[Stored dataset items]
____________________

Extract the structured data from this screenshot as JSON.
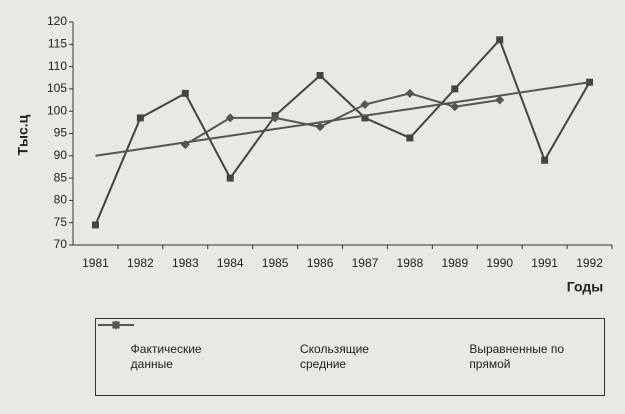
{
  "chart_data": {
    "type": "line",
    "xlabel": "Годы",
    "ylabel": "Тыс.ц",
    "categories": [
      "1981",
      "1982",
      "1983",
      "1984",
      "1985",
      "1986",
      "1987",
      "1988",
      "1989",
      "1990",
      "1991",
      "1992"
    ],
    "series": [
      {
        "name": "Фактические данные",
        "color": "#444444",
        "marker": "square",
        "values": [
          74.5,
          98.5,
          104,
          85,
          99,
          108,
          98.5,
          94,
          105,
          116,
          89,
          106.5
        ]
      },
      {
        "name": "Скользящие средние",
        "color": "#555555",
        "marker": "diamond",
        "values": [
          null,
          null,
          92.5,
          98.5,
          98.5,
          96.5,
          101.5,
          104,
          101,
          102.5,
          null,
          null
        ]
      },
      {
        "name": "Выравненные по прямой",
        "color": "#555555",
        "marker": null,
        "values": [
          90,
          91.5,
          93,
          94.5,
          96,
          97.5,
          99,
          100.5,
          102,
          103.5,
          105,
          106.5
        ]
      }
    ],
    "ylim": [
      70,
      120
    ],
    "yticks": [
      70,
      75,
      80,
      85,
      90,
      95,
      100,
      105,
      110,
      115,
      120
    ]
  }
}
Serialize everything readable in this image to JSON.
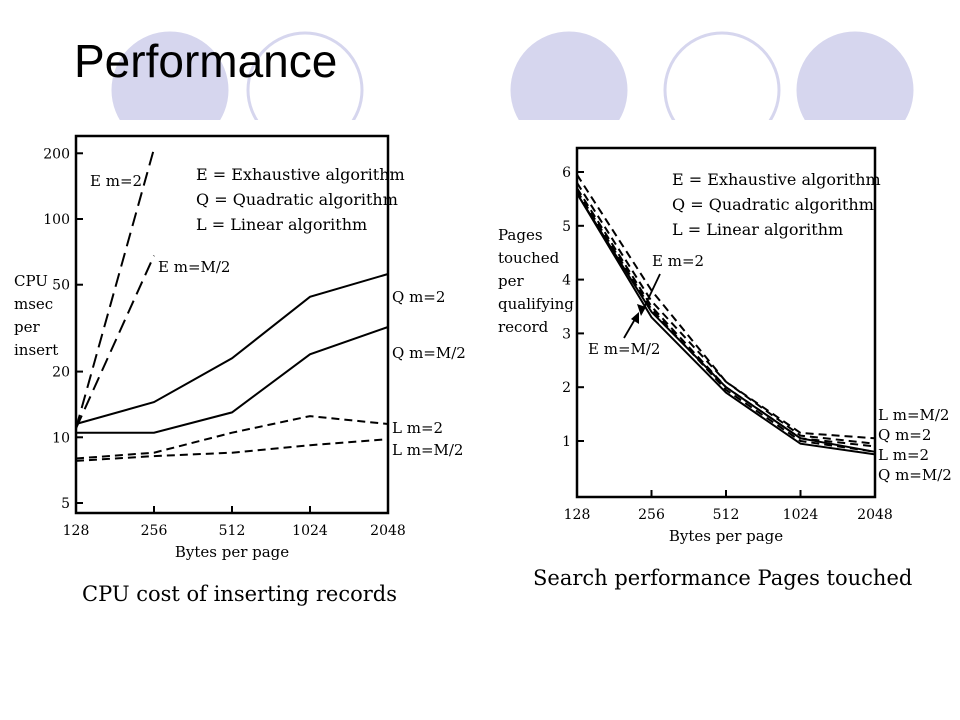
{
  "slide": {
    "title": "Performance",
    "circle_fill": "#d6d6ee",
    "circle_stroke": "#d6d6ee"
  },
  "chart_data": [
    {
      "type": "line",
      "title": "",
      "caption": "CPU cost of inserting records",
      "xlabel": "Bytes per page",
      "ylabel": [
        "CPU",
        "msec",
        "per",
        "insert"
      ],
      "x": [
        128,
        256,
        512,
        1024,
        2048
      ],
      "yscale": "log",
      "yticks": [
        5,
        10,
        20,
        50,
        100,
        200
      ],
      "ylim": [
        4.5,
        240
      ],
      "legend": [
        "E = Exhaustive algorithm",
        "Q = Quadratic algorithm",
        "L = Linear algorithm"
      ],
      "series": [
        {
          "name": "E m=2",
          "style": "long-dash",
          "points": [
            [
              128,
              11
            ],
            [
              256,
              210
            ]
          ]
        },
        {
          "name": "E m=M/2",
          "style": "long-dash",
          "points": [
            [
              128,
              11
            ],
            [
              256,
              68
            ]
          ]
        },
        {
          "name": "Q m=2",
          "style": "solid",
          "points": [
            [
              128,
              11.5
            ],
            [
              256,
              14.5
            ],
            [
              512,
              23
            ],
            [
              1024,
              44
            ],
            [
              2048,
              56
            ]
          ]
        },
        {
          "name": "Q m=M/2",
          "style": "solid",
          "points": [
            [
              128,
              10.5
            ],
            [
              256,
              10.5
            ],
            [
              512,
              13
            ],
            [
              1024,
              24
            ],
            [
              2048,
              32
            ]
          ]
        },
        {
          "name": "L m=2",
          "style": "dash",
          "points": [
            [
              128,
              8
            ],
            [
              256,
              8.5
            ],
            [
              512,
              10.5
            ],
            [
              1024,
              12.5
            ],
            [
              2048,
              11.5
            ]
          ]
        },
        {
          "name": "L m=M/2",
          "style": "dash",
          "points": [
            [
              128,
              7.8
            ],
            [
              256,
              8.2
            ],
            [
              512,
              8.5
            ],
            [
              1024,
              9.2
            ],
            [
              2048,
              9.8
            ]
          ]
        }
      ]
    },
    {
      "type": "line",
      "title": "",
      "caption": "Search performance  Pages touched",
      "xlabel": "Bytes per page",
      "ylabel": [
        "Pages",
        "touched",
        "per",
        "qualifying",
        "record"
      ],
      "x": [
        128,
        256,
        512,
        1024,
        2048
      ],
      "yscale": "linear",
      "yticks": [
        1,
        2,
        3,
        4,
        5,
        6
      ],
      "ylim": [
        0,
        6.3
      ],
      "legend": [
        "E = Exhaustive algorithm",
        "Q = Quadratic algorithm",
        "L = Linear algorithm"
      ],
      "annotations": [
        "E m=2",
        "E m=M/2"
      ],
      "series": [
        {
          "name": "E m=2",
          "style": "solid",
          "points": [
            [
              128,
              5.6
            ],
            [
              256,
              3.3
            ],
            [
              512,
              1.9
            ],
            [
              1024,
              0.95
            ],
            [
              2048,
              0.75
            ]
          ]
        },
        {
          "name": "E m=M/2",
          "style": "solid",
          "points": [
            [
              128,
              5.6
            ],
            [
              256,
              3.4
            ],
            [
              512,
              2.0
            ],
            [
              1024,
              1.05
            ],
            [
              2048,
              0.8
            ]
          ]
        },
        {
          "name": "L m=M/2",
          "style": "dash",
          "points": [
            [
              128,
              5.95
            ],
            [
              256,
              3.8
            ],
            [
              512,
              2.1
            ],
            [
              1024,
              1.15
            ],
            [
              2048,
              1.05
            ]
          ]
        },
        {
          "name": "Q m=2",
          "style": "dash",
          "points": [
            [
              128,
              5.8
            ],
            [
              256,
              3.6
            ],
            [
              512,
              2.1
            ],
            [
              1024,
              1.1
            ],
            [
              2048,
              0.95
            ]
          ]
        },
        {
          "name": "L m=2",
          "style": "dash",
          "points": [
            [
              128,
              5.7
            ],
            [
              256,
              3.5
            ],
            [
              512,
              2.0
            ],
            [
              1024,
              1.05
            ],
            [
              2048,
              0.9
            ]
          ]
        },
        {
          "name": "Q m=M/2",
          "style": "dash",
          "points": [
            [
              128,
              5.65
            ],
            [
              256,
              3.45
            ],
            [
              512,
              1.95
            ],
            [
              1024,
              1.0
            ],
            [
              2048,
              0.8
            ]
          ]
        }
      ],
      "end_labels": [
        "L m=M/2",
        "Q m=2",
        "L m=2",
        "Q m=M/2"
      ]
    }
  ]
}
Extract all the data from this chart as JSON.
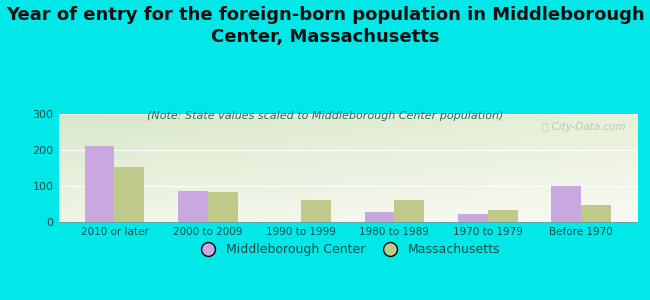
{
  "title": "Year of entry for the foreign-born population in Middleborough\nCenter, Massachusetts",
  "subtitle": "(Note: State values scaled to Middleborough Center population)",
  "categories": [
    "2010 or later",
    "2000 to 2009",
    "1990 to 1999",
    "1980 to 1989",
    "1970 to 1979",
    "Before 1970"
  ],
  "middleborough": [
    210,
    87,
    0,
    28,
    22,
    101
  ],
  "massachusetts": [
    152,
    83,
    62,
    62,
    32,
    48
  ],
  "color_middleborough": "#c9a8e0",
  "color_massachusetts": "#bfc98a",
  "bg_color": "#00e8e8",
  "ylim": [
    0,
    300
  ],
  "yticks": [
    0,
    100,
    200,
    300
  ],
  "legend_labels": [
    "Middleborough Center",
    "Massachusetts"
  ],
  "watermark": "ⓘ City-Data.com",
  "title_fontsize": 13,
  "subtitle_fontsize": 8,
  "bar_width": 0.32
}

____________________

DIRECTIONS >>
Print all the records again exactly; do not include any picture.

EXERCISE RESPONSE >>
Extract the structured data from this screenshot as JSON.
{
  "chart_data": {
    "type": "line",
    "xlabel": "Годы",
    "ylabel": "Тыс.ц",
    "categories": [
      "1981",
      "1982",
      "1983",
      "1984",
      "1985",
      "1986",
      "1987",
      "1988",
      "1989",
      "1990",
      "1991",
      "1992"
    ],
    "series": [
      {
        "name": "Фактические данные",
        "color": "#444444",
        "marker": "square",
        "values": [
          74.5,
          98.5,
          104,
          85,
          99,
          108,
          98.5,
          94,
          105,
          116,
          89,
          106.5
        ]
      },
      {
        "name": "Скользящие средние",
        "color": "#555555",
        "marker": "diamond",
        "values": [
          null,
          null,
          92.5,
          98.5,
          98.5,
          96.5,
          101.5,
          104,
          101,
          102.5,
          null,
          null
        ]
      },
      {
        "name": "Выравненные по прямой",
        "color": "#555555",
        "marker": null,
        "values": [
          90,
          91.5,
          93,
          94.5,
          96,
          97.5,
          99,
          100.5,
          102,
          103.5,
          105,
          106.5
        ]
      }
    ],
    "ylim": [
      70,
      120
    ],
    "yticks": [
      70,
      75,
      80,
      85,
      90,
      95,
      100,
      105,
      110,
      115,
      120
    ]
  }
}
Serialize everything readable in this image to JSON.
{
  "slide": {
    "title": "Performance",
    "circle_fill": "#d6d6ee",
    "circle_stroke": "#d6d6ee"
  },
  "chart_data": [
    {
      "type": "line",
      "title": "",
      "caption": "CPU cost of inserting records",
      "xlabel": "Bytes per page",
      "ylabel": [
        "CPU",
        "msec",
        "per",
        "insert"
      ],
      "x": [
        128,
        256,
        512,
        1024,
        2048
      ],
      "yscale": "log",
      "yticks": [
        5,
        10,
        20,
        50,
        100,
        200
      ],
      "ylim": [
        4.5,
        240
      ],
      "legend": [
        "E = Exhaustive algorithm",
        "Q = Quadratic algorithm",
        "L = Linear algorithm"
      ],
      "series": [
        {
          "name": "E m=2",
          "style": "long-dash",
          "points": [
            [
              128,
              11
            ],
            [
              256,
              210
            ]
          ]
        },
        {
          "name": "E m=M/2",
          "style": "long-dash",
          "points": [
            [
              128,
              11
            ],
            [
              256,
              68
            ]
          ]
        },
        {
          "name": "Q m=2",
          "style": "solid",
          "points": [
            [
              128,
              11.5
            ],
            [
              256,
              14.5
            ],
            [
              512,
              23
            ],
            [
              1024,
              44
            ],
            [
              2048,
              56
            ]
          ]
        },
        {
          "name": "Q m=M/2",
          "style": "solid",
          "points": [
            [
              128,
              10.5
            ],
            [
              256,
              10.5
            ],
            [
              512,
              13
            ],
            [
              1024,
              24
            ],
            [
              2048,
              32
            ]
          ]
        },
        {
          "name": "L m=2",
          "style": "dash",
          "points": [
            [
              128,
              8
            ],
            [
              256,
              8.5
            ],
            [
              512,
              10.5
            ],
            [
              1024,
              12.5
            ],
            [
              2048,
              11.5
            ]
          ]
        },
        {
          "name": "L m=M/2",
          "style": "dash",
          "points": [
            [
              128,
              7.8
            ],
            [
              256,
              8.2
            ],
            [
              512,
              8.5
            ],
            [
              1024,
              9.2
            ],
            [
              2048,
              9.8
            ]
          ]
        }
      ]
    },
    {
      "type": "line",
      "title": "",
      "caption": "Search performance  Pages touched",
      "xlabel": "Bytes per page",
      "ylabel": [
        "Pages",
        "touched",
        "per",
        "qualifying",
        "record"
      ],
      "x": [
        128,
        256,
        512,
        1024,
        2048
      ],
      "yscale": "linear",
      "yticks": [
        1,
        2,
        3,
        4,
        5,
        6
      ],
      "ylim": [
        0,
        6.3
      ],
      "legend": [
        "E = Exhaustive algorithm",
        "Q = Quadratic algorithm",
        "L = Linear algorithm"
      ],
      "annotations": [
        "E m=2",
        "E m=M/2"
      ],
      "series": [
        {
          "name": "E m=2",
          "style": "solid",
          "points": [
            [
              128,
              5.6
            ],
            [
              256,
              3.3
            ],
            [
              512,
              1.9
            ],
            [
              1024,
              0.95
            ],
            [
              2048,
              0.75
            ]
          ]
        },
        {
          "name": "E m=M/2",
          "style": "solid",
          "points": [
            [
              128,
              5.6
            ],
            [
              256,
              3.4
            ],
            [
              512,
              2.0
            ],
            [
              1024,
              1.05
            ],
            [
              2048,
              0.8
            ]
          ]
        },
        {
          "name": "L m=M/2",
          "style": "dash",
          "points": [
            [
              128,
              5.95
            ],
            [
              256,
              3.8
            ],
            [
              512,
              2.1
            ],
            [
              1024,
              1.15
            ],
            [
              2048,
              1.05
            ]
          ]
        },
        {
          "name": "Q m=2",
          "style": "dash",
          "points": [
            [
              128,
              5.8
            ],
            [
              256,
              3.6
            ],
            [
              512,
              2.1
            ],
            [
              1024,
              1.1
            ],
            [
              2048,
              0.95
            ]
          ]
        },
        {
          "name": "L m=2",
          "style": "dash",
          "points": [
            [
              128,
              5.7
            ],
            [
              256,
              3.5
            ],
            [
              512,
              2.0
            ],
            [
              1024,
              1.05
            ],
            [
              2048,
              0.9
            ]
          ]
        },
        {
          "name": "Q m=M/2",
          "style": "dash",
          "points": [
            [
              128,
              5.65
            ],
            [
              256,
              3.45
            ],
            [
              512,
              1.95
            ],
            [
              1024,
              1.0
            ],
            [
              2048,
              0.8
            ]
          ]
        }
      ],
      "end_labels": [
        "L m=M/2",
        "Q m=2",
        "L m=2",
        "Q m=M/2"
      ]
    }
  ]
}
Extract all the data from this chart as JSON.
{
  "title": "Year of entry for the foreign-born population in Middleborough\nCenter, Massachusetts",
  "subtitle": "(Note: State values scaled to Middleborough Center population)",
  "categories": [
    "2010 or later",
    "2000 to 2009",
    "1990 to 1999",
    "1980 to 1989",
    "1970 to 1979",
    "Before 1970"
  ],
  "middleborough": [
    210,
    87,
    0,
    28,
    22,
    101
  ],
  "massachusetts": [
    152,
    83,
    62,
    62,
    32,
    48
  ],
  "color_middleborough": "#c9a8e0",
  "color_massachusetts": "#bfc98a",
  "bg_color": "#00e8e8",
  "ylim": [
    0,
    300
  ],
  "yticks": [
    0,
    100,
    200,
    300
  ],
  "legend_labels": [
    "Middleborough Center",
    "Massachusetts"
  ],
  "watermark": "ⓘ City-Data.com",
  "title_fontsize": 13,
  "subtitle_fontsize": 8,
  "bar_width": 0.32
}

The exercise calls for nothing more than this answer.